→ **Provided records**
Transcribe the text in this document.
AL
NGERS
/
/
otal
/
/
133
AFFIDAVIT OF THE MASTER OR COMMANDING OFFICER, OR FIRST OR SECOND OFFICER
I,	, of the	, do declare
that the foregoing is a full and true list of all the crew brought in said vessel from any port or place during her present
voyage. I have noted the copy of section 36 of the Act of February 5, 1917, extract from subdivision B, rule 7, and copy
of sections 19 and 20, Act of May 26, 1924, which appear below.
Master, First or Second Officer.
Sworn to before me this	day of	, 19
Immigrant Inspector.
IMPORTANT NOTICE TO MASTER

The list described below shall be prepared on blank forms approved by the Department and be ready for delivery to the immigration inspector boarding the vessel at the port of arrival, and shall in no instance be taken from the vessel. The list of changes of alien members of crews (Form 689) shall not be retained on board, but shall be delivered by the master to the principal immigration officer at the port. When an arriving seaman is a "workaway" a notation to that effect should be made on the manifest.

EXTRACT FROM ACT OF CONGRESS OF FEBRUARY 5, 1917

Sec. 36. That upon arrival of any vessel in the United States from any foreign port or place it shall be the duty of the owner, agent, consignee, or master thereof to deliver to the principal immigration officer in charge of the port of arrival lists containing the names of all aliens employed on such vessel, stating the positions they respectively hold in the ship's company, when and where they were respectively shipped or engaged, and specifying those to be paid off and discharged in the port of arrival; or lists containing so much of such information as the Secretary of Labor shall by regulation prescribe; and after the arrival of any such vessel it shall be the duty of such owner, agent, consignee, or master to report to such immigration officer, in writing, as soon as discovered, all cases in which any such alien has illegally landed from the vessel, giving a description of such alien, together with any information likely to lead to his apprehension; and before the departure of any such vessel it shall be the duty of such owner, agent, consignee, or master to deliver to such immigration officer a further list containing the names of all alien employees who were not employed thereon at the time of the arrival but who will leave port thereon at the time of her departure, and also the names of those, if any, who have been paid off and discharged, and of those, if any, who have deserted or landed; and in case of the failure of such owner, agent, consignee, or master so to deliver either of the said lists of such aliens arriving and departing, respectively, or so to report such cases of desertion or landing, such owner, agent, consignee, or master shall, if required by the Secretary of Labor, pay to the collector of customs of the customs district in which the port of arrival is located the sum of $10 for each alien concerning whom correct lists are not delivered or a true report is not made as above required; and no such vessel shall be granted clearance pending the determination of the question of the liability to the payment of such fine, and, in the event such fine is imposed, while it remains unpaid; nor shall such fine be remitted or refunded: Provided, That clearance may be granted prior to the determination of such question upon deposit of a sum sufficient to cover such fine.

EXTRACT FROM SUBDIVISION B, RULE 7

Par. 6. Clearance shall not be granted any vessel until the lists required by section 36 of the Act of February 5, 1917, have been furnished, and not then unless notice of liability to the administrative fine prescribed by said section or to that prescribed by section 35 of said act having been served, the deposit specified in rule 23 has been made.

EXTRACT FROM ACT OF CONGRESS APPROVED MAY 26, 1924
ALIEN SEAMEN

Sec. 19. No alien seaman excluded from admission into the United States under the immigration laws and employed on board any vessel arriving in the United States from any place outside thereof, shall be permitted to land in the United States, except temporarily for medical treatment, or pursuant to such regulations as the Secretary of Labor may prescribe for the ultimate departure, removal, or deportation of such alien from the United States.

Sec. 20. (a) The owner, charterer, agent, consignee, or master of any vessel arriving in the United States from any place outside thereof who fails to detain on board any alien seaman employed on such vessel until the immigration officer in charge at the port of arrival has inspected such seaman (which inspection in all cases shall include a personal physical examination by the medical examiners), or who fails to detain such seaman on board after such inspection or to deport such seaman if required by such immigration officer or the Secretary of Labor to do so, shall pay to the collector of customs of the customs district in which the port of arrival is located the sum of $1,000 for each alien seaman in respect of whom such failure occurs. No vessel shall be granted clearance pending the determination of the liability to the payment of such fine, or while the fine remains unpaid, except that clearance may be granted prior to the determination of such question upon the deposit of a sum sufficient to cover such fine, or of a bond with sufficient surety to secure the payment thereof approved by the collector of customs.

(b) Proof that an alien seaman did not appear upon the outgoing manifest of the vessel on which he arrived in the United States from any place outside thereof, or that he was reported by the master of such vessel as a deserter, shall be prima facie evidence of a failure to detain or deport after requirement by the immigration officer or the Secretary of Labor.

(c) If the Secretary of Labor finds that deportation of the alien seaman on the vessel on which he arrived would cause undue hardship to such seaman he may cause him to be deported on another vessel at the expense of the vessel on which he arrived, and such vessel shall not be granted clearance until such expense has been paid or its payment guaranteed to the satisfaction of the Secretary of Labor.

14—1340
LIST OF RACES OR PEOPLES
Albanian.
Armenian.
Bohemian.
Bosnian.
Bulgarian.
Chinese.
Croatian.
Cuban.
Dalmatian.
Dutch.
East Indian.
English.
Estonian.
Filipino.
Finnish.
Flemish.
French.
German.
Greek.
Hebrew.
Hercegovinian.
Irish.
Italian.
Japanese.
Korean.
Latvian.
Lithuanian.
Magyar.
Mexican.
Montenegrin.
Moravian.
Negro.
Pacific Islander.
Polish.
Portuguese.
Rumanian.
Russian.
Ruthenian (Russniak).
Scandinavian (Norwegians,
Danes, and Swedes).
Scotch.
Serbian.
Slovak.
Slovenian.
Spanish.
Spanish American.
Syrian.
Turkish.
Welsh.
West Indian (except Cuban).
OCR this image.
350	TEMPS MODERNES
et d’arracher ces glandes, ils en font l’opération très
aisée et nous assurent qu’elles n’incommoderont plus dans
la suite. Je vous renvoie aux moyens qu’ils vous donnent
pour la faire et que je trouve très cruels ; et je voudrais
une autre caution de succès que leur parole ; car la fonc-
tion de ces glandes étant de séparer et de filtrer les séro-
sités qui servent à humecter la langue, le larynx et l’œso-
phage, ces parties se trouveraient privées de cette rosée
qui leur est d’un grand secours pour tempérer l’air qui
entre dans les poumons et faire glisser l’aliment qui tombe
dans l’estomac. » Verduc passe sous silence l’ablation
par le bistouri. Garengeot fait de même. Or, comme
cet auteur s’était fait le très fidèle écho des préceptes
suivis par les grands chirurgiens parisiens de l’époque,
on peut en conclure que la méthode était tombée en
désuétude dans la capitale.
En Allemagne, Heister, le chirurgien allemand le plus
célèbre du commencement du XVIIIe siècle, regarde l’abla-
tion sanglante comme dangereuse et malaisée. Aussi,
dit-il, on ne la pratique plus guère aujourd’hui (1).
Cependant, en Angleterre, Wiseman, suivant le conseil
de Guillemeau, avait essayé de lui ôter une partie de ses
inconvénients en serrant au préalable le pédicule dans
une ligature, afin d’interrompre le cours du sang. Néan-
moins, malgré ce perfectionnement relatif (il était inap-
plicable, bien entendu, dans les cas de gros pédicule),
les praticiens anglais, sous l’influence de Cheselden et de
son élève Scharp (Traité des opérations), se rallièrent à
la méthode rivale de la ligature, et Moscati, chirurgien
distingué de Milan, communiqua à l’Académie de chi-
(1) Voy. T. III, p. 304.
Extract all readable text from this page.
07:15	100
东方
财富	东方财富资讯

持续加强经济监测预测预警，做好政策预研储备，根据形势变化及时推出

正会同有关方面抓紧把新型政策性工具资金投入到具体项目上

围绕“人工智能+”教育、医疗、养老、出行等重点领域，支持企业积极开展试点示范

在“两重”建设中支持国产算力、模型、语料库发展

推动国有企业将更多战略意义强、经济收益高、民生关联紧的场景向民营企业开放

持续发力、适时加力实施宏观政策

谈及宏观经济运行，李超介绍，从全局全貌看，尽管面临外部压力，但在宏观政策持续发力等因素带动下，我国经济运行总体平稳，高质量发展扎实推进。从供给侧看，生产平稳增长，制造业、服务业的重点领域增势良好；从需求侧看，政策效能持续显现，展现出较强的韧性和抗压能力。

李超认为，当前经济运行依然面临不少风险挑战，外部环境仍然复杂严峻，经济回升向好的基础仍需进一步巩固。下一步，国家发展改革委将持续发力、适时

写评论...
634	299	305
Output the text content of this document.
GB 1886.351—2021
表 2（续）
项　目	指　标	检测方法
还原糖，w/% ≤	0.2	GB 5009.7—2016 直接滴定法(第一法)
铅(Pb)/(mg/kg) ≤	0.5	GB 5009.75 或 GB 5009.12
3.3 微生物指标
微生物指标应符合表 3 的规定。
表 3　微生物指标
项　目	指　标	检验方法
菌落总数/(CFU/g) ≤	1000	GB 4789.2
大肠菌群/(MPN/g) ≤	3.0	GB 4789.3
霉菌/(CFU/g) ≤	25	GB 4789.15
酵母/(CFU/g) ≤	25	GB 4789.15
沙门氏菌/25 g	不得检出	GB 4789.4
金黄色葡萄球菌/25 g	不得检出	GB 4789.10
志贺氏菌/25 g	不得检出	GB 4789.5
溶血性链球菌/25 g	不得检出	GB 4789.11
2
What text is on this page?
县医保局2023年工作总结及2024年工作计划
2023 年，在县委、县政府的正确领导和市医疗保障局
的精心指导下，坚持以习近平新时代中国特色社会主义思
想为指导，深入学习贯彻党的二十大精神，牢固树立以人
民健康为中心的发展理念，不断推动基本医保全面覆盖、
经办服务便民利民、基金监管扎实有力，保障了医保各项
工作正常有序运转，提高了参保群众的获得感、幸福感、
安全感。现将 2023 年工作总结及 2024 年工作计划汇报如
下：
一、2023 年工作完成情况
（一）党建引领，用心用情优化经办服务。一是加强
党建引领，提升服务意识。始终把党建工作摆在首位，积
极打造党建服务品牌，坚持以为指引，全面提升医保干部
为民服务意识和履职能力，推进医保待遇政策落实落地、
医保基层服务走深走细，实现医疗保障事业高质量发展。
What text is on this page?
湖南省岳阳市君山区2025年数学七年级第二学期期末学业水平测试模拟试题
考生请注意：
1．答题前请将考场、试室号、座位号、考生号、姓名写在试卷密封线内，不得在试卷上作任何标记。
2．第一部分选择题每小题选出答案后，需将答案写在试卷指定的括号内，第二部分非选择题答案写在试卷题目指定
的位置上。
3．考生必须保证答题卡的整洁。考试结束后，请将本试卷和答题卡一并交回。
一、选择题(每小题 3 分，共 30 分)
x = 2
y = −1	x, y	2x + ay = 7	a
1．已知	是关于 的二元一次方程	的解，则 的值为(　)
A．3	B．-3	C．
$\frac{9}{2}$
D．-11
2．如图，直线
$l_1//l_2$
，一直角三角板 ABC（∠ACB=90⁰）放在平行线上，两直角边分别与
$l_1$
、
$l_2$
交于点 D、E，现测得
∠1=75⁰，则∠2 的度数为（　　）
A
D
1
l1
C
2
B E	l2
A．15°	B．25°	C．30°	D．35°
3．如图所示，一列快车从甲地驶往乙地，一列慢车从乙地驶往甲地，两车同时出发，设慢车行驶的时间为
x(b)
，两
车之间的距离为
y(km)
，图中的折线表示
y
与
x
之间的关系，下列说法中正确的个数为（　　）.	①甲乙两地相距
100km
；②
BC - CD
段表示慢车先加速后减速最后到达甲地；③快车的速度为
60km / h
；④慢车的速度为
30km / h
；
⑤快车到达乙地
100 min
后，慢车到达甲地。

→ **The exercise**
Copy every line in the entries above that has the string "pédicule" in it.

→ **Written answer**
inconvénients en serrant au préalable le pédicule dans
plicable, bien entendu, dans les cas de gros pédicule),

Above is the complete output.